## Directive
In the entries below, find the lines with the word "classe" and copy them.

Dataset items
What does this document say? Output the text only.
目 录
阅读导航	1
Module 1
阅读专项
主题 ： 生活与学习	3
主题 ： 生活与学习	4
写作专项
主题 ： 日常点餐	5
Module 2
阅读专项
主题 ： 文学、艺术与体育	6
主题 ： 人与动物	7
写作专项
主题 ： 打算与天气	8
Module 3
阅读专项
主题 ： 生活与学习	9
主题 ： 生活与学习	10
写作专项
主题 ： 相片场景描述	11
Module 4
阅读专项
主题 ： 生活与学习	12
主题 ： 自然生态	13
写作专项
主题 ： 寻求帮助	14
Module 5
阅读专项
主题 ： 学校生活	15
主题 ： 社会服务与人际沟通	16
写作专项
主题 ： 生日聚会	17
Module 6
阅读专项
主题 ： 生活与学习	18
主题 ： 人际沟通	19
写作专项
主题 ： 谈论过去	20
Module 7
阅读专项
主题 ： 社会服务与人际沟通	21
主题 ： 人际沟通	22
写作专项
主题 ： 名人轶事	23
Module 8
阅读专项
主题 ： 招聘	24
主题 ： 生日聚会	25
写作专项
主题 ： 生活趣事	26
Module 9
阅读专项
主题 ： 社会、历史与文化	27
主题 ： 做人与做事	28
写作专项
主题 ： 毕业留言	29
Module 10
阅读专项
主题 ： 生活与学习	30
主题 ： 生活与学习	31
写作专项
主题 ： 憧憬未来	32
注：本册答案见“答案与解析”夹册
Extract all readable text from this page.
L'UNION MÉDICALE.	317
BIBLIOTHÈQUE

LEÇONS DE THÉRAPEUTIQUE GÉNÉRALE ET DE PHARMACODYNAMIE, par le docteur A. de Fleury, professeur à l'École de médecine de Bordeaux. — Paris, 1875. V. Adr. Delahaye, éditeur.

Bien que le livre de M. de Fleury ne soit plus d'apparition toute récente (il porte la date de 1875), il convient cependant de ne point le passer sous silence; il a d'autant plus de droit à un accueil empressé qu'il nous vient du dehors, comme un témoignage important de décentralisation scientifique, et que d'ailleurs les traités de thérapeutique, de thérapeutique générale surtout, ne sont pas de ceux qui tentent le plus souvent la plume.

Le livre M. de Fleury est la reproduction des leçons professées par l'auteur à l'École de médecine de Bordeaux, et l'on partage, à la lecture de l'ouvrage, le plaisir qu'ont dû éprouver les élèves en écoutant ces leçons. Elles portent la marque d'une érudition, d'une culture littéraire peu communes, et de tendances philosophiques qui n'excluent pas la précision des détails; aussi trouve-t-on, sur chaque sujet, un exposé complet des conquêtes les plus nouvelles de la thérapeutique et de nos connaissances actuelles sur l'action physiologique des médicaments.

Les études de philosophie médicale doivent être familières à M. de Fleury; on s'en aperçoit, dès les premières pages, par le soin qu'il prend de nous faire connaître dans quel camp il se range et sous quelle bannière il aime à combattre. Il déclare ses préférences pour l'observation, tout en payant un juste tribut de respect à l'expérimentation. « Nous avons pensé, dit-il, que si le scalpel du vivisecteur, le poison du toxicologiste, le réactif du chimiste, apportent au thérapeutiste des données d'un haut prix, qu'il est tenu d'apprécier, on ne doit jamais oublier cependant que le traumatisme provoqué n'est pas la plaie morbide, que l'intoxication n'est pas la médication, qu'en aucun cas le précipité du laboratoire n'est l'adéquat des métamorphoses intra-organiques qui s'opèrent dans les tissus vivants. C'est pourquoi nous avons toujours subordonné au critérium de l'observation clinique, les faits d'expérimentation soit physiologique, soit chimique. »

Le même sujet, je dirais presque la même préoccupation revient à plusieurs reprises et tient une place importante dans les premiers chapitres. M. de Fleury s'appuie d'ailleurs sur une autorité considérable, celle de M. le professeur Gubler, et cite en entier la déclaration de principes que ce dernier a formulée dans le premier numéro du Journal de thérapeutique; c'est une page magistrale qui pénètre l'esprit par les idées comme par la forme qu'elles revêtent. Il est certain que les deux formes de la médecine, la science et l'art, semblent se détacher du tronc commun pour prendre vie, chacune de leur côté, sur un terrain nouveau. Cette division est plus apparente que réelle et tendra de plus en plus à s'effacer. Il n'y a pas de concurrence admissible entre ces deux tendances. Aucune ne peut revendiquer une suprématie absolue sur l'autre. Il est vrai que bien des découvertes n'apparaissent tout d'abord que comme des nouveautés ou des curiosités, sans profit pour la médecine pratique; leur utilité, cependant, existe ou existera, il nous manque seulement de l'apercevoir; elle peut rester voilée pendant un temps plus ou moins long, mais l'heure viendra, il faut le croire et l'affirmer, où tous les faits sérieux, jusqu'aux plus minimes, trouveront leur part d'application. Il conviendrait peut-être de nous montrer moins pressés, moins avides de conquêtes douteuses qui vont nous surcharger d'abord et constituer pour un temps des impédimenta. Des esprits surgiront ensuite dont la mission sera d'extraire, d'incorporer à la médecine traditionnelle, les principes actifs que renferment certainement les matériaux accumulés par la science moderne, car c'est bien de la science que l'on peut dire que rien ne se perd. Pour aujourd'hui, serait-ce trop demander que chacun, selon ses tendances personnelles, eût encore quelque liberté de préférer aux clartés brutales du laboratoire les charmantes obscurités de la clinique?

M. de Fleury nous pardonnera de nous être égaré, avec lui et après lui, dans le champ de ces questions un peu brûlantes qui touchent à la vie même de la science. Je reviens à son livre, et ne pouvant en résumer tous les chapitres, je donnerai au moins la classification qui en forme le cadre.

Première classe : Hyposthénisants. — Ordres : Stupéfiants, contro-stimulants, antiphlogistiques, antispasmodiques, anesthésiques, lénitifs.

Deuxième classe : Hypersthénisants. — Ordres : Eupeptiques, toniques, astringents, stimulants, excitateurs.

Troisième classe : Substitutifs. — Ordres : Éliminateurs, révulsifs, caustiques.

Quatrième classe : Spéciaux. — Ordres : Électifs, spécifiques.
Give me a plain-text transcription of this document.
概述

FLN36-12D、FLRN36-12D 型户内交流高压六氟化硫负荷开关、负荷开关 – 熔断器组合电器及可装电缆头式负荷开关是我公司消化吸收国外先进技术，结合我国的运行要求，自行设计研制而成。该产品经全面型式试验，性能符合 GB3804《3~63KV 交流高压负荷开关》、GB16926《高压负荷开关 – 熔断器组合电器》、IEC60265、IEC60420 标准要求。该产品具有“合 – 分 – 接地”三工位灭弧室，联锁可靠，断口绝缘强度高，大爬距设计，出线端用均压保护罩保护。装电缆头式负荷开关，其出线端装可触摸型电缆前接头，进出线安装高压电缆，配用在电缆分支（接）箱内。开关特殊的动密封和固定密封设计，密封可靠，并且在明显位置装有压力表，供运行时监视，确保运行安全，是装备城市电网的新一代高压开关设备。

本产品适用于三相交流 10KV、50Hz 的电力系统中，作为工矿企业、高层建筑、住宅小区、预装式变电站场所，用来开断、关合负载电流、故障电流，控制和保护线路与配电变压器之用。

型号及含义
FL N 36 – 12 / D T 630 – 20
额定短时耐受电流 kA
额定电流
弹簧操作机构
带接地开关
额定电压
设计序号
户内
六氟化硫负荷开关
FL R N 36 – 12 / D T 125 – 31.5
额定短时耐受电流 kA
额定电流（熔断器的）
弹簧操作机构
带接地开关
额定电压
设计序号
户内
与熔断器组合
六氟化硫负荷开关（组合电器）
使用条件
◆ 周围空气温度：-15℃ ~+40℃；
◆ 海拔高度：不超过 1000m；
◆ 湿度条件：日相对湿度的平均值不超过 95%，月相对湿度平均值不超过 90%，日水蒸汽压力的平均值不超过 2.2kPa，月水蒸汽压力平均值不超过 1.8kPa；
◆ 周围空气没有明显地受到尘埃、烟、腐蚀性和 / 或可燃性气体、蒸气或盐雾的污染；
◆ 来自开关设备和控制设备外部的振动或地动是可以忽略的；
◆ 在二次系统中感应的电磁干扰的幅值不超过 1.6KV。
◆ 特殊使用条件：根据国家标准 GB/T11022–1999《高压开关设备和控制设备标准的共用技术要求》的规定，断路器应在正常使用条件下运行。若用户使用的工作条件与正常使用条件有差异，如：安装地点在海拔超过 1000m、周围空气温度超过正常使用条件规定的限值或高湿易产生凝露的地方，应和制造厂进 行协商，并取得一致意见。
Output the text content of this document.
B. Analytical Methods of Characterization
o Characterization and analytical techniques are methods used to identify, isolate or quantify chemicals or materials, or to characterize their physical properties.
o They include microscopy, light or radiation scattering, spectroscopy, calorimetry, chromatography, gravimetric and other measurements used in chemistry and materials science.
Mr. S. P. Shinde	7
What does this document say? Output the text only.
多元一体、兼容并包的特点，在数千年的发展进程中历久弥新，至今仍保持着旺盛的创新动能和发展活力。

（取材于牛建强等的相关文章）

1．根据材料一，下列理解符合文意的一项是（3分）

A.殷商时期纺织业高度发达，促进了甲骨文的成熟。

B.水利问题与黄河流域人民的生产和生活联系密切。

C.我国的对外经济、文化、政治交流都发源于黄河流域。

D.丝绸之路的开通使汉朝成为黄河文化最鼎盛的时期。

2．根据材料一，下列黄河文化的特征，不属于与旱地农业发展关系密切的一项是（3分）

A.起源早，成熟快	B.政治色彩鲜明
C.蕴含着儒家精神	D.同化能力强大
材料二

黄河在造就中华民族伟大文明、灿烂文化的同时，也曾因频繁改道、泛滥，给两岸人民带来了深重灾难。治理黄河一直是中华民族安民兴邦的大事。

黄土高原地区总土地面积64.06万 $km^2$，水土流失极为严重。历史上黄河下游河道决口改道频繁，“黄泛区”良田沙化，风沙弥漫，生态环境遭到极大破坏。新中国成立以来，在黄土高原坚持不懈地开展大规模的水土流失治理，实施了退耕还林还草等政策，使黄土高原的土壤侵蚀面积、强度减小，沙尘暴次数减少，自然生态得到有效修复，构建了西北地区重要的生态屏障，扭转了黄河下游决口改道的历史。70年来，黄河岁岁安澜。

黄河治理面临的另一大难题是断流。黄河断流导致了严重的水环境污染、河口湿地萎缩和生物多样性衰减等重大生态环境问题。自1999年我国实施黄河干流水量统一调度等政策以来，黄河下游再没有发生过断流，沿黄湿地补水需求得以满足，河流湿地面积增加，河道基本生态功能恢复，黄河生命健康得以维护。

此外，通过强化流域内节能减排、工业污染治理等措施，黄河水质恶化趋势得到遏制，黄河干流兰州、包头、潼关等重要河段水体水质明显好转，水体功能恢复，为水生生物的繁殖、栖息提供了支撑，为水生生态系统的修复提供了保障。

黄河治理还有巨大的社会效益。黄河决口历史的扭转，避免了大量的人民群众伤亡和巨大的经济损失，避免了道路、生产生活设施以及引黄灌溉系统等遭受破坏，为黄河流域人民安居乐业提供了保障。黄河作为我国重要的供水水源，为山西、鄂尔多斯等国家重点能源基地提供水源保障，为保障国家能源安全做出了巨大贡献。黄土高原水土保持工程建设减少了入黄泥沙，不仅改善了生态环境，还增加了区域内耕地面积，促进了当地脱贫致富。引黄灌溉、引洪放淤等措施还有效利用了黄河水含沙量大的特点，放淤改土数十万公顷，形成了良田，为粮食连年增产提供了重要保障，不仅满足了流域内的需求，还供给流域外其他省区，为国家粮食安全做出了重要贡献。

## Problem solution
Première classe : Hyposthénisants. — Ordres : Stupéfiants, contro-stimulants, antiphlogistiques, antispasmodiques, anesthésiques, lénitifs.
Deuxième classe : Hypersthénisants. — Ordres : Eupeptiques, toniques, astringents, stimulants, excitateurs.
Troisième classe : Substitutifs. — Ordres : Éliminateurs, révulsifs, caustiques.
Quatrième classe : Spéciaux. — Ordres : Électifs, spécifiques.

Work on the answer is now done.